TASK GOAL:
Write out the listing below without alteration, omitting its pictures.

──────────────────────────────

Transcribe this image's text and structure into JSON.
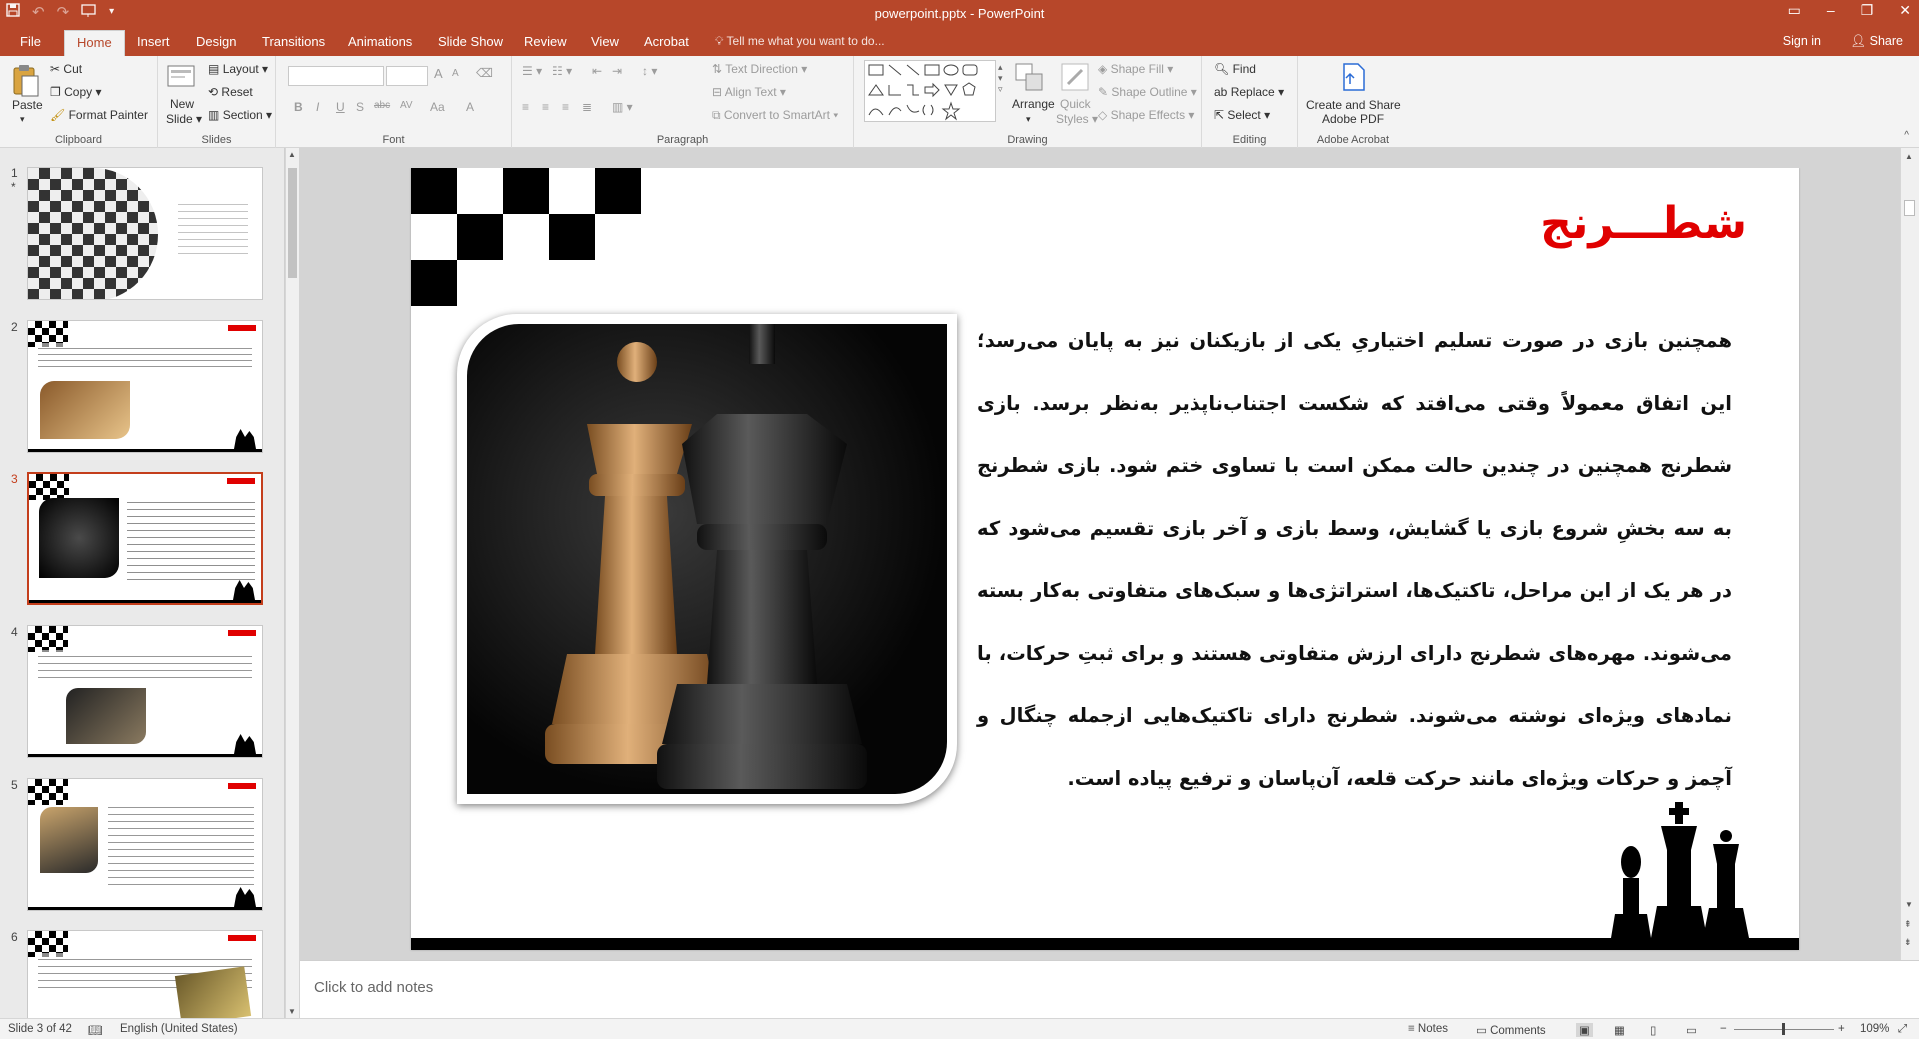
{
  "window": {
    "title": "powerpoint.pptx - PowerPoint",
    "minimize": "–",
    "restore": "❐",
    "close": "✕",
    "ribbon_options": "▭"
  },
  "tabs": [
    "File",
    "Home",
    "Insert",
    "Design",
    "Transitions",
    "Animations",
    "Slide Show",
    "Review",
    "View",
    "Acrobat"
  ],
  "tell_me": "Tell me what you want to do...",
  "sign_in": "Sign in",
  "share": "Share",
  "ribbon": {
    "clipboard": {
      "label": "Clipboard",
      "paste": "Paste",
      "cut": "Cut",
      "copy": "Copy",
      "format_painter": "Format Painter"
    },
    "slides": {
      "label": "Slides",
      "new_slide_1": "New",
      "new_slide_2": "Slide",
      "layout": "Layout",
      "reset": "Reset",
      "section": "Section"
    },
    "font": {
      "label": "Font",
      "bold": "B",
      "italic": "I",
      "underline": "U",
      "strike": "S",
      "shadow": "abc",
      "spacing": "AV",
      "case": "Aa",
      "color": "A",
      "grow": "A",
      "shrink": "A"
    },
    "paragraph": {
      "label": "Paragraph",
      "text_direction": "Text Direction",
      "align_text": "Align Text",
      "smartart": "Convert to SmartArt"
    },
    "drawing": {
      "label": "Drawing",
      "arrange": "Arrange",
      "quick_styles_1": "Quick",
      "quick_styles_2": "Styles",
      "shape_fill": "Shape Fill",
      "shape_outline": "Shape Outline",
      "shape_effects": "Shape Effects"
    },
    "editing": {
      "label": "Editing",
      "find": "Find",
      "replace": "Replace",
      "select": "Select"
    },
    "acrobat": {
      "label": "Adobe Acrobat",
      "create_1": "Create and Share",
      "create_2": "Adobe PDF"
    }
  },
  "thumbnails": [
    {
      "num": "1",
      "star": "*"
    },
    {
      "num": "2"
    },
    {
      "num": "3"
    },
    {
      "num": "4"
    },
    {
      "num": "5"
    },
    {
      "num": "6"
    }
  ],
  "slide": {
    "title": "شطـــرنج",
    "body": "همچنین بازی در صورت تسلیم اختیاریِ یکی از بازیکنان نیز به پایان می‌رسد؛ این اتفاق معمولاً وقتی می‌افتد که شکست اجتناب‌ناپذیر به‌نظر برسد. بازی شطرنج همچنین در چندین حالت ممکن است با تساوی ختم شود. بازی شطرنج به سه بخشِ شروع بازی یا گشایش، وسط بازی و آخر بازی تقسیم می‌شود که در هر یک از این مراحل، تاکتیک‌ها، استراتژی‌ها و سبک‌های متفاوتی به‌کار بسته می‌شوند. مهره‌های شطرنج دارای ارزش متفاوتی هستند و برای ثبتِ حرکات، با نمادهای ویژه‌ای نوشته می‌شوند. شطرنج دارای تاکتیک‌هایی ازجمله چنگال و آچمز و حرکات ویژه‌ای مانند حرکت قلعه، آن‌پاسان و ترفیع پیاده است."
  },
  "notes_placeholder": "Click to add notes",
  "status": {
    "slide_of": "Slide 3 of 42",
    "language": "English (United States)",
    "notes": "Notes",
    "comments": "Comments",
    "zoom_minus": "−",
    "zoom_plus": "+",
    "zoom": "109%"
  },
  "colors": {
    "accent": "#b7472a",
    "title_red": "#e00000",
    "selection": "#c43e1c"
  }
}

──────────────────────────────

OUTPUT FOR THIS TASK:
Transcribe this image's text and structure into JSON.
{
  "window": {
    "title": "powerpoint.pptx - PowerPoint",
    "minimize": "–",
    "restore": "❐",
    "close": "✕",
    "ribbon_options": "▭"
  },
  "tabs": [
    "File",
    "Home",
    "Insert",
    "Design",
    "Transitions",
    "Animations",
    "Slide Show",
    "Review",
    "View",
    "Acrobat"
  ],
  "tell_me": "Tell me what you want to do...",
  "sign_in": "Sign in",
  "share": "Share",
  "ribbon": {
    "clipboard": {
      "label": "Clipboard",
      "paste": "Paste",
      "cut": "Cut",
      "copy": "Copy",
      "format_painter": "Format Painter"
    },
    "slides": {
      "label": "Slides",
      "new_slide_1": "New",
      "new_slide_2": "Slide",
      "layout": "Layout",
      "reset": "Reset",
      "section": "Section"
    },
    "font": {
      "label": "Font",
      "bold": "B",
      "italic": "I",
      "underline": "U",
      "strike": "S",
      "shadow": "abc",
      "spacing": "AV",
      "case": "Aa",
      "color": "A",
      "grow": "A",
      "shrink": "A"
    },
    "paragraph": {
      "label": "Paragraph",
      "text_direction": "Text Direction",
      "align_text": "Align Text",
      "smartart": "Convert to SmartArt"
    },
    "drawing": {
      "label": "Drawing",
      "arrange": "Arrange",
      "quick_styles_1": "Quick",
      "quick_styles_2": "Styles",
      "shape_fill": "Shape Fill",
      "shape_outline": "Shape Outline",
      "shape_effects": "Shape Effects"
    },
    "editing": {
      "label": "Editing",
      "find": "Find",
      "replace": "Replace",
      "select": "Select"
    },
    "acrobat": {
      "label": "Adobe Acrobat",
      "create_1": "Create and Share",
      "create_2": "Adobe PDF"
    }
  },
  "thumbnails": [
    {
      "num": "1",
      "star": "*"
    },
    {
      "num": "2"
    },
    {
      "num": "3"
    },
    {
      "num": "4"
    },
    {
      "num": "5"
    },
    {
      "num": "6"
    }
  ],
  "slide": {
    "title": "شطـــرنج",
    "body": "همچنین بازی در صورت تسلیم اختیاریِ یکی از بازیکنان نیز به پایان می‌رسد؛ این اتفاق معمولاً وقتی می‌افتد که شکست اجتناب‌ناپذیر به‌نظر برسد. بازی شطرنج همچنین در چندین حالت ممکن است با تساوی ختم شود. بازی شطرنج به سه بخشِ شروع بازی یا گشایش، وسط بازی و آخر بازی تقسیم می‌شود که در هر یک از این مراحل، تاکتیک‌ها، استراتژی‌ها و سبک‌های متفاوتی به‌کار بسته می‌شوند. مهره‌های شطرنج دارای ارزش متفاوتی هستند و برای ثبتِ حرکات، با نمادهای ویژه‌ای نوشته می‌شوند. شطرنج دارای تاکتیک‌هایی ازجمله چنگال و آچمز و حرکات ویژه‌ای مانند حرکت قلعه، آن‌پاسان و ترفیع پیاده است."
  },
  "notes_placeholder": "Click to add notes",
  "status": {
    "slide_of": "Slide 3 of 42",
    "language": "English (United States)",
    "notes": "Notes",
    "comments": "Comments",
    "zoom_minus": "−",
    "zoom_plus": "+",
    "zoom": "109%"
  },
  "colors": {
    "accent": "#b7472a",
    "title_red": "#e00000",
    "selection": "#c43e1c"
  }
}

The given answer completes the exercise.